— Activities —
a: Reproduce the post about the Goldman Sachs programmer from "- 26 Sep 2020" up to and including "programmer's laptop computer.".
b: Answer these questions from the post about the Goldman Sachs programmer:
(i) In what year did Aleynikov emigrate from the Soviet Union?
(ii) How much did he earn a year as a vice president with Goldman Sachs?
(iii) Which company offered him his new job?

— Selected extract —
--------------------------------
- 26 Sep 2020 00:13
#15122932
A Russian-born programmer for Goldman Sachs was convicted of "theft of trade secrets" by a US court in December 2019. Although he sought to have the conviction set aside, he was sentenced to 8 years in prison.
He was denied bail and held in prison, allegedly because he was considered a flight risk.
The only evidence was data in computers, and copies of the code found on the programmer's laptop computer.
Sergey Aleynikov worked for Goldman Sachs until June 2009, when authorities allege, he siphoned source code for the company's software on his way out the door to take a new job with another company.
The software was considered very valuable. It was used to make sophisticated, high-speed, high-volume stock and commodities trades, earning the company "many millions of dollars in profits" each year, according to the prosecutors for the case.
Aleynikov was a naturalized U.S. citizen who had emigrated from the disintegrating Soviet Union in 1991, and earned nearly $400,000 a year as a vice president with Goldman Sachs. His new job with Teza Technologies would have paid him about $1.2 million.
--------------------------------
— Study material —
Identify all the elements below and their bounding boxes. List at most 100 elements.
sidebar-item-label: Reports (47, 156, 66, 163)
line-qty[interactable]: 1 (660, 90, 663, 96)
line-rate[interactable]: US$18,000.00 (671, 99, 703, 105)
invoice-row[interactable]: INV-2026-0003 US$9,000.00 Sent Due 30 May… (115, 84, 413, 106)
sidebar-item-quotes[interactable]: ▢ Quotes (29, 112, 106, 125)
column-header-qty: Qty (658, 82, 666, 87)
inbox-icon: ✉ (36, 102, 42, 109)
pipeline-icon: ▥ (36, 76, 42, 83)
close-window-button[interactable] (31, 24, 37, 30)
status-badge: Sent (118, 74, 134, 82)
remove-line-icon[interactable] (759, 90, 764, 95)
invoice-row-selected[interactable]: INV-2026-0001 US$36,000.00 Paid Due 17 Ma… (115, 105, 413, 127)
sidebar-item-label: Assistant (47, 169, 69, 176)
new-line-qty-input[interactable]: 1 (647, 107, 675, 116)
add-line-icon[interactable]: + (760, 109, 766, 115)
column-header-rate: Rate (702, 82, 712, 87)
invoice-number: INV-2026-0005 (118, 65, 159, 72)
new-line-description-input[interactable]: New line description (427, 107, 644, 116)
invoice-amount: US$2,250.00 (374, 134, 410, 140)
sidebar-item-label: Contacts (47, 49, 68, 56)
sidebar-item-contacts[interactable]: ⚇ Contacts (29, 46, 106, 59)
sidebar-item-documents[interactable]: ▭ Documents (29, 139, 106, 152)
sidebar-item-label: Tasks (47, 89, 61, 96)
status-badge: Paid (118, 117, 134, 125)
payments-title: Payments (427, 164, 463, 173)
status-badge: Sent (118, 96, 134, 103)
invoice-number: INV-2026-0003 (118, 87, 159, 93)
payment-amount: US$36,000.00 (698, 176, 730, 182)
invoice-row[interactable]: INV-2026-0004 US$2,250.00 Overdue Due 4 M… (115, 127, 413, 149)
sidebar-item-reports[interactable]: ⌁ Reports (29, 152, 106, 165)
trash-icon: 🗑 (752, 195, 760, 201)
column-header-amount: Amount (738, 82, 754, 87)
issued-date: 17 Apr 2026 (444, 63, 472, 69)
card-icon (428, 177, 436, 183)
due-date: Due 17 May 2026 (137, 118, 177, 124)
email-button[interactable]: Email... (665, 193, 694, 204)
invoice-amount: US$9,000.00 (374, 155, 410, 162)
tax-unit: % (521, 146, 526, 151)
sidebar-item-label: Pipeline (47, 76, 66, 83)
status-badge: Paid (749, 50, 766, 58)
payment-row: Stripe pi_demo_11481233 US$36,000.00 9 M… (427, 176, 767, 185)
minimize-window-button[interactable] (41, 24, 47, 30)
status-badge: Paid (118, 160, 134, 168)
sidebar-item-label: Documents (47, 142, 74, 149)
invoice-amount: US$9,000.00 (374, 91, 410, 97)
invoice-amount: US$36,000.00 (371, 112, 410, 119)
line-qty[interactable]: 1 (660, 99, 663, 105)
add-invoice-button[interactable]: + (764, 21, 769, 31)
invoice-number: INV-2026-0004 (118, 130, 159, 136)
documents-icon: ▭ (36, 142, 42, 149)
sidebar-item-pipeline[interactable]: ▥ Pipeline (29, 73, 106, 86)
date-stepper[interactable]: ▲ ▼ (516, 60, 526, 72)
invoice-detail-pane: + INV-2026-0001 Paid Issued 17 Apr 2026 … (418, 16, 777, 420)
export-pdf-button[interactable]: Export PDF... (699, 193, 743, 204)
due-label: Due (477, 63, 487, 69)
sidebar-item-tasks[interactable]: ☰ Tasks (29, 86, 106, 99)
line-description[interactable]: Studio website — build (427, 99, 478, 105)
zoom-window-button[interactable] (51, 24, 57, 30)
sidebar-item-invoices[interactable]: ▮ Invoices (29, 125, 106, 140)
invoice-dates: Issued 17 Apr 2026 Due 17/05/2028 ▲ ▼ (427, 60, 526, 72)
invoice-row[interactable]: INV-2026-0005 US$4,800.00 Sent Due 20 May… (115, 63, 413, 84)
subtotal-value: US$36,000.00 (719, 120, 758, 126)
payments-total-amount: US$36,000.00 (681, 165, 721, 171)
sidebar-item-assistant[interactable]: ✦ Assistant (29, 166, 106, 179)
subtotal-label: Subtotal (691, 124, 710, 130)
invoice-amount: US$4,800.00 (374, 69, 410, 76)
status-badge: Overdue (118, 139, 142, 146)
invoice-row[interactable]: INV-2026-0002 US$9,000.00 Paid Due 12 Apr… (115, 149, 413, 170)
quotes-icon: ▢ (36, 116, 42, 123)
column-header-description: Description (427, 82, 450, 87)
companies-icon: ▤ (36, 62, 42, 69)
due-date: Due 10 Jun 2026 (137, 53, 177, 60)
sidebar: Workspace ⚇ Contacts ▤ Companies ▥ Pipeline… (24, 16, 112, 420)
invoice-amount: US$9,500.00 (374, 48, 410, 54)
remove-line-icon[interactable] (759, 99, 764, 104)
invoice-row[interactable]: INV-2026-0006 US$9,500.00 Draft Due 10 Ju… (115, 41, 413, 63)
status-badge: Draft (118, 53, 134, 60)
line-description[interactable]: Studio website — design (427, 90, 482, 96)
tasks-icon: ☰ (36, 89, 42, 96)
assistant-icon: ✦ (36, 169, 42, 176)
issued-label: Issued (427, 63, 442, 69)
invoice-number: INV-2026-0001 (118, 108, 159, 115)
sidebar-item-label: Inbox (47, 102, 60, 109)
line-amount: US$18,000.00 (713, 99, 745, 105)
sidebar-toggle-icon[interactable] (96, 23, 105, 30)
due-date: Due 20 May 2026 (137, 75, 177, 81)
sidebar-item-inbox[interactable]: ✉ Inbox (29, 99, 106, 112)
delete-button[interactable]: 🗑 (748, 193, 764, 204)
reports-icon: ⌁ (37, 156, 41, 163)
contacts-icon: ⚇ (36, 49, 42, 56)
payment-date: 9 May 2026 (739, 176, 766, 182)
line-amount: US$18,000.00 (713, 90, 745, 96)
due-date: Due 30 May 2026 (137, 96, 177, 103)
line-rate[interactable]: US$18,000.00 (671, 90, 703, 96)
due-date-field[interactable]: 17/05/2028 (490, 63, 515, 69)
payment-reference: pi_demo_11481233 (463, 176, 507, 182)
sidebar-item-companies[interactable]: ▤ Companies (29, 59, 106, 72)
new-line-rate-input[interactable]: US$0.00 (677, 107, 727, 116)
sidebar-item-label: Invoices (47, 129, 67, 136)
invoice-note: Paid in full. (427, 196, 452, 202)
--------------------------------
— Answers by item —
a:
- 26 Sep 2020 00:13
#15122932
A Russian-born programmer for Goldman Sachs was convicted of "theft of trade secrets" by a US court in December 2019. Although he sought to have the conviction set aside, he was sentenced to 8 years in prison.
He was denied bail and held in prison, allegedly because he was considered a flight risk.
The only evidence was data in computers, and copies of the code found on the programmer's laptop computer.

b:
(i) 1991
(ii) Nearly $400,000
(iii) Teza Technologies